**What needs to be done**
Copy out every line of the records where the string "приборов" occurs.

**Stored items**
┌──

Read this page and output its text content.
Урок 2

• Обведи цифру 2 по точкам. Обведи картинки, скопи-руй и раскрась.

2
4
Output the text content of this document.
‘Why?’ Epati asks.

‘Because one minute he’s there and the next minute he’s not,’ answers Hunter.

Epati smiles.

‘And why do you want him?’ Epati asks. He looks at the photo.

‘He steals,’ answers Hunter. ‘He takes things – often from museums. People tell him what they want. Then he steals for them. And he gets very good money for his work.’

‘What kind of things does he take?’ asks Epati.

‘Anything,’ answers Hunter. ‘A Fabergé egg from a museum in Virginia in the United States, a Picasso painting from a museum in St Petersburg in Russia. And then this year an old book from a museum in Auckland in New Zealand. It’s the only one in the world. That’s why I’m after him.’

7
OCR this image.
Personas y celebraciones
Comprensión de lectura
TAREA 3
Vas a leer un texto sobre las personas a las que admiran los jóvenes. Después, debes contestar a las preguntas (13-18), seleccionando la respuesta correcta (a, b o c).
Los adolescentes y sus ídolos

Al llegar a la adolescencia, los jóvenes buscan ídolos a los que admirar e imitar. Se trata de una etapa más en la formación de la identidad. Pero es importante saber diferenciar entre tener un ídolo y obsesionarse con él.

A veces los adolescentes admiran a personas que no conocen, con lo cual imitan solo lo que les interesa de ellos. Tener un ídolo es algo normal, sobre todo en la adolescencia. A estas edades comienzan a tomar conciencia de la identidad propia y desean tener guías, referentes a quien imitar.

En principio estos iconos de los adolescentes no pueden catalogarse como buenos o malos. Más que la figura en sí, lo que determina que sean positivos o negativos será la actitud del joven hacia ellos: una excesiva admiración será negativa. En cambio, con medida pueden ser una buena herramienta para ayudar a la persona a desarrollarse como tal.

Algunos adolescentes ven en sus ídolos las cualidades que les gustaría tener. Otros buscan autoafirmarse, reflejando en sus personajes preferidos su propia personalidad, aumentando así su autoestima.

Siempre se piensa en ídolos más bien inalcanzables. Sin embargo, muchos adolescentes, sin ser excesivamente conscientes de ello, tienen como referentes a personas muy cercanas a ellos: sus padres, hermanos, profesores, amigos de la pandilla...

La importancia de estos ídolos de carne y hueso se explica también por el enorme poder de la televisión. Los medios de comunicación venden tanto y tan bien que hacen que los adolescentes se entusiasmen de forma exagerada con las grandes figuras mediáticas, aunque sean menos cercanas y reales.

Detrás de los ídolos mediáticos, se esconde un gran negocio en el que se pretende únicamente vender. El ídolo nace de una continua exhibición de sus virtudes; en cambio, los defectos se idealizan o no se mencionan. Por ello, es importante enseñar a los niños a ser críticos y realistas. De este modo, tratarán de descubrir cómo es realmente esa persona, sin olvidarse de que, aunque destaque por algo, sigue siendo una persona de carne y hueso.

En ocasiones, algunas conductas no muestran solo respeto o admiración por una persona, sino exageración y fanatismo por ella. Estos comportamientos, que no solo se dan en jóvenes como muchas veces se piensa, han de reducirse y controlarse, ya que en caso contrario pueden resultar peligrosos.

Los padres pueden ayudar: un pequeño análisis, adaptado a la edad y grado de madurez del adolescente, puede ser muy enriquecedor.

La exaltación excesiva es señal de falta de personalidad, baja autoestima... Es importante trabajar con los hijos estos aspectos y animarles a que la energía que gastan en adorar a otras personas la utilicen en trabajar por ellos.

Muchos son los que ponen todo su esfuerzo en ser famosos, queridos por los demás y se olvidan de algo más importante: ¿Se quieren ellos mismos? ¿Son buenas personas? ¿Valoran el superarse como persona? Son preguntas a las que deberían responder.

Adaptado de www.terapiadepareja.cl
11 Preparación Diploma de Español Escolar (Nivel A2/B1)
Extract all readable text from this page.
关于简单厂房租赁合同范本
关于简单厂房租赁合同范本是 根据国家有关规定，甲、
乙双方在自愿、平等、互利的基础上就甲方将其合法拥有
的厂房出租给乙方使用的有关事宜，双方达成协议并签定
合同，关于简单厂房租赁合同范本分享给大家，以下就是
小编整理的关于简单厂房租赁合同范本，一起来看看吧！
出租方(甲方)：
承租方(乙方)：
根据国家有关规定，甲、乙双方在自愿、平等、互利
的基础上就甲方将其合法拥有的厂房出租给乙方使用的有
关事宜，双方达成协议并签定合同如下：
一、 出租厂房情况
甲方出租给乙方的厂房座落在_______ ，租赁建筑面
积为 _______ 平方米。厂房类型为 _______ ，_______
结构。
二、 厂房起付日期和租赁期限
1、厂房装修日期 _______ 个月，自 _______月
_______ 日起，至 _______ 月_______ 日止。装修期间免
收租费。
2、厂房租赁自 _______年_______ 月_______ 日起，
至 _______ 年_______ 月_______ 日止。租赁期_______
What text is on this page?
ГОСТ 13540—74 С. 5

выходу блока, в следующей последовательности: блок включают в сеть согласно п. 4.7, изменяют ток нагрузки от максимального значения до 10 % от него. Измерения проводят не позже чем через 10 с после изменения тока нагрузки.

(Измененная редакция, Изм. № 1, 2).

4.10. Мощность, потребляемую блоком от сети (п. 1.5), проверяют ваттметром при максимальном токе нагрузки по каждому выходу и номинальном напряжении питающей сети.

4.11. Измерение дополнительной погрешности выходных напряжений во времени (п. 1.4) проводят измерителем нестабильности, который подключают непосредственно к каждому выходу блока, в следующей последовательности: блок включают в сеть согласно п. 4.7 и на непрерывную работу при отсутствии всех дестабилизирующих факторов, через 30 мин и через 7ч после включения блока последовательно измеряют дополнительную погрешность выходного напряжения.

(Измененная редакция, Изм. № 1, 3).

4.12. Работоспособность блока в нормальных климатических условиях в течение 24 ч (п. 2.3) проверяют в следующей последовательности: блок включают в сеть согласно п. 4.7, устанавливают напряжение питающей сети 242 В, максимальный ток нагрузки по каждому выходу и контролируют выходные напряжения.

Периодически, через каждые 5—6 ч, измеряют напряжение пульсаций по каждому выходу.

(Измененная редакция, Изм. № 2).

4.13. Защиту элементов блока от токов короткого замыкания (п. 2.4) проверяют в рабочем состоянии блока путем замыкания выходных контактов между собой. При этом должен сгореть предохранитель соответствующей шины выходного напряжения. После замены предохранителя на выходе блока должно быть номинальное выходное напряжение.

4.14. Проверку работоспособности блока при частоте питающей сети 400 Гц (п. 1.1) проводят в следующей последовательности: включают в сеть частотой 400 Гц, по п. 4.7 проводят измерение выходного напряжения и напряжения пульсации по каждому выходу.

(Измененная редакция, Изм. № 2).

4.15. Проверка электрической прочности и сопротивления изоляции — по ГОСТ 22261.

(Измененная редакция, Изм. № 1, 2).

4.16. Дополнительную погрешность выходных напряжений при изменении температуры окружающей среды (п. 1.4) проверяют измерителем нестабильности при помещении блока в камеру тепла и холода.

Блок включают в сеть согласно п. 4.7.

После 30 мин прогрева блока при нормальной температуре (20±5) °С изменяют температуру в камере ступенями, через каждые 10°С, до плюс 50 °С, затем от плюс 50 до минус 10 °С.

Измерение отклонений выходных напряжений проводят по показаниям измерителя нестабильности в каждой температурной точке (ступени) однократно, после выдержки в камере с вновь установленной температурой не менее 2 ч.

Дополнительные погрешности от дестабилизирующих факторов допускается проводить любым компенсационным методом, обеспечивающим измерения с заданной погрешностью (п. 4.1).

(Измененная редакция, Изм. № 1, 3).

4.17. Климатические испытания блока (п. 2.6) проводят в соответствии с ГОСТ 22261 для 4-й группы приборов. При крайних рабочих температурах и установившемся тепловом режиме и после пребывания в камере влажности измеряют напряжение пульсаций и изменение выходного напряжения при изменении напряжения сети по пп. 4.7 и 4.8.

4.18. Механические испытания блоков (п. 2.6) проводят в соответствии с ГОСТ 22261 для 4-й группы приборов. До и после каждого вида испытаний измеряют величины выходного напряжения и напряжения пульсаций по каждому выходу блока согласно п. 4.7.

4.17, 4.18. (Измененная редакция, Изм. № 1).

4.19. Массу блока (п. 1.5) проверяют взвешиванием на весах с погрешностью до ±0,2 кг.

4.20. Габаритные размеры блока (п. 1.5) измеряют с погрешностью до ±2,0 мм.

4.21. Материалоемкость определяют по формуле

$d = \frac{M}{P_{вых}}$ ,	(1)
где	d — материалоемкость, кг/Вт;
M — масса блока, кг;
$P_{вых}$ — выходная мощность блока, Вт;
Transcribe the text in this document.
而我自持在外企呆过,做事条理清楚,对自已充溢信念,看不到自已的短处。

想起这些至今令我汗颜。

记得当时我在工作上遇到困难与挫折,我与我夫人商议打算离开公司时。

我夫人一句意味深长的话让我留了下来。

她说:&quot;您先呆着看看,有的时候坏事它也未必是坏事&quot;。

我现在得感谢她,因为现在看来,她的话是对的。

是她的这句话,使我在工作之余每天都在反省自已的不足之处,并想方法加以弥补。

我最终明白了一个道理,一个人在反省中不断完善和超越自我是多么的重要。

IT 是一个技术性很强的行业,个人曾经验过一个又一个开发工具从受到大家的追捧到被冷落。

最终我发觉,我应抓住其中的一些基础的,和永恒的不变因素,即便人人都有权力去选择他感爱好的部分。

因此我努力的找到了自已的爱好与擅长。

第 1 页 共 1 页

└──

**Worked answer**
4.17. Климатические испытания блока (п. 2.6) проводят в соответствии с ГОСТ 22261 для 4-й группы приборов. При крайних рабочих температурах и установившемся тепловом режиме и после пребывания в камере влажности измеряют напряжение пульсаций и изменение выходного напряжения при изменении напряжения сети по пп. 4.7 и 4.8.
4.18. Механические испытания блоков (п. 2.6) проводят в соответствии с ГОСТ 22261 для 4-й группы приборов. До и после каждого вида испытаний измеряют величины выходного напряжения и напряжения пульсаций по каждому выходу блока согласно п. 4.7.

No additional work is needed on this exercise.